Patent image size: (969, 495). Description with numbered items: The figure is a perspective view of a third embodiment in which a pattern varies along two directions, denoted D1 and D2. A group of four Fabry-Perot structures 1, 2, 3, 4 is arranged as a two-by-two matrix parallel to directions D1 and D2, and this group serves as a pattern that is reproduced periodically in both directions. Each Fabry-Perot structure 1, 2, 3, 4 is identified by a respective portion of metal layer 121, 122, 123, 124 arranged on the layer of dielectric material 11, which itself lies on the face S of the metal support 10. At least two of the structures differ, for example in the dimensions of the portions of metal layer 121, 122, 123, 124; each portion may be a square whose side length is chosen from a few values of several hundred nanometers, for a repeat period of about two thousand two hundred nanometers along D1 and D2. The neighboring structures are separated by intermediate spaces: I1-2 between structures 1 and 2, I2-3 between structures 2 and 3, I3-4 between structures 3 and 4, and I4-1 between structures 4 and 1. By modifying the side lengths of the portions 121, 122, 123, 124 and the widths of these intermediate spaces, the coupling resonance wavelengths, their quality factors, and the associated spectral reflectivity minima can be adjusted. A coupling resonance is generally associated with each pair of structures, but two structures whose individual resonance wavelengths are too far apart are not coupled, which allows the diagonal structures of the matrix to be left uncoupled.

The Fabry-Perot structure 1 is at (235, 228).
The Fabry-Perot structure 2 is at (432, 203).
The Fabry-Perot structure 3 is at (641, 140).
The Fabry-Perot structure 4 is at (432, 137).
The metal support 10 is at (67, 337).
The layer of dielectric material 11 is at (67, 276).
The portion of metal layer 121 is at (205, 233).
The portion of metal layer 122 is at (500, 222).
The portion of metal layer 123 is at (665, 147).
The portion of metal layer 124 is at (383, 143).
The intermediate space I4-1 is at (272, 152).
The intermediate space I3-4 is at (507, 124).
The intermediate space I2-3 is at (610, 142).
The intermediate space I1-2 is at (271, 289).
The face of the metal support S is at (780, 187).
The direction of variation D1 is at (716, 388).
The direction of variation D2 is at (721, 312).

----

Written instruction: Convert the lines of the records above into a numbered list, omitting blank lines.

Expected answer:
1. Patent image size: (969, 495). Description with numbered items: The figure is a perspective view of a third embodiment in which a pattern varies along two directions, denoted D1 and D2. A group of four Fabry-Perot structures 1, 2, 3, 4 is arranged as a two-by-two matrix parallel to directions D1 and D2, and this group serves as a pattern that is reproduced periodically in both directions. Each Fabry-Perot structure 1, 2, 3, 4 is identified by a respective portion of metal layer 121, 122, 123, 124 arranged on the layer of dielectric material 11, which itself lies on the face S of the metal support 10. At least two of the structures differ, for example in the dimensions of the portions of metal layer 121, 122, 123, 124; each portion may be a square whose side length is chosen from a few values of several hundred nanometers, for a repeat period of about two thousand two hundred nanometers along D1 and D2. The neighboring structures are separated by intermediate spaces: I1-2 between structures 1 and 2, I2-3 between structures 2 and 3, I3-4 between structures 3 and 4, and I4-1 between structures 4 and 1. By modifying the side lengths of the portions 121, 122, 123, 124 and the widths of these intermediate spaces, the coupling resonance wavelengths, their quality factors, and the associated spectral reflectivity minima can be adjusted. A coupling resonance is generally associated with each pair of structures, but two structures whose individual resonance wavelengths are too far apart are not coupled, which allows the diagonal structures of the matrix to be left uncoupled.
2. The Fabry-Perot structure 1 is at (235, 228).
3. The Fabry-Perot structure 2 is at (432, 203).
4. The Fabry-Perot structure 3 is at (641, 140).
5. The Fabry-Perot structure 4 is at (432, 137).
6. The metal support 10 is at (67, 337).
7. The layer of dielectric material 11 is at (67, 276).
8. The portion of metal layer 121 is at (205, 233).
9. The portion of metal layer 122 is at (500, 222).
10. The portion of metal layer 123 is at (665, 147).
11. The portion of metal layer 124 is at (383, 143).
12. The intermediate space I4-1 is at (272, 152).
13. The intermediate space I3-4 is at (507, 124).
14. The intermediate space I2-3 is at (610, 142).
15. The intermediate space I1-2 is at (271, 289).
16. The face of the metal support S is at (780, 187).
17. The direction of variation D1 is at (716, 388).
18. The direction of variation D2 is at (721, 312).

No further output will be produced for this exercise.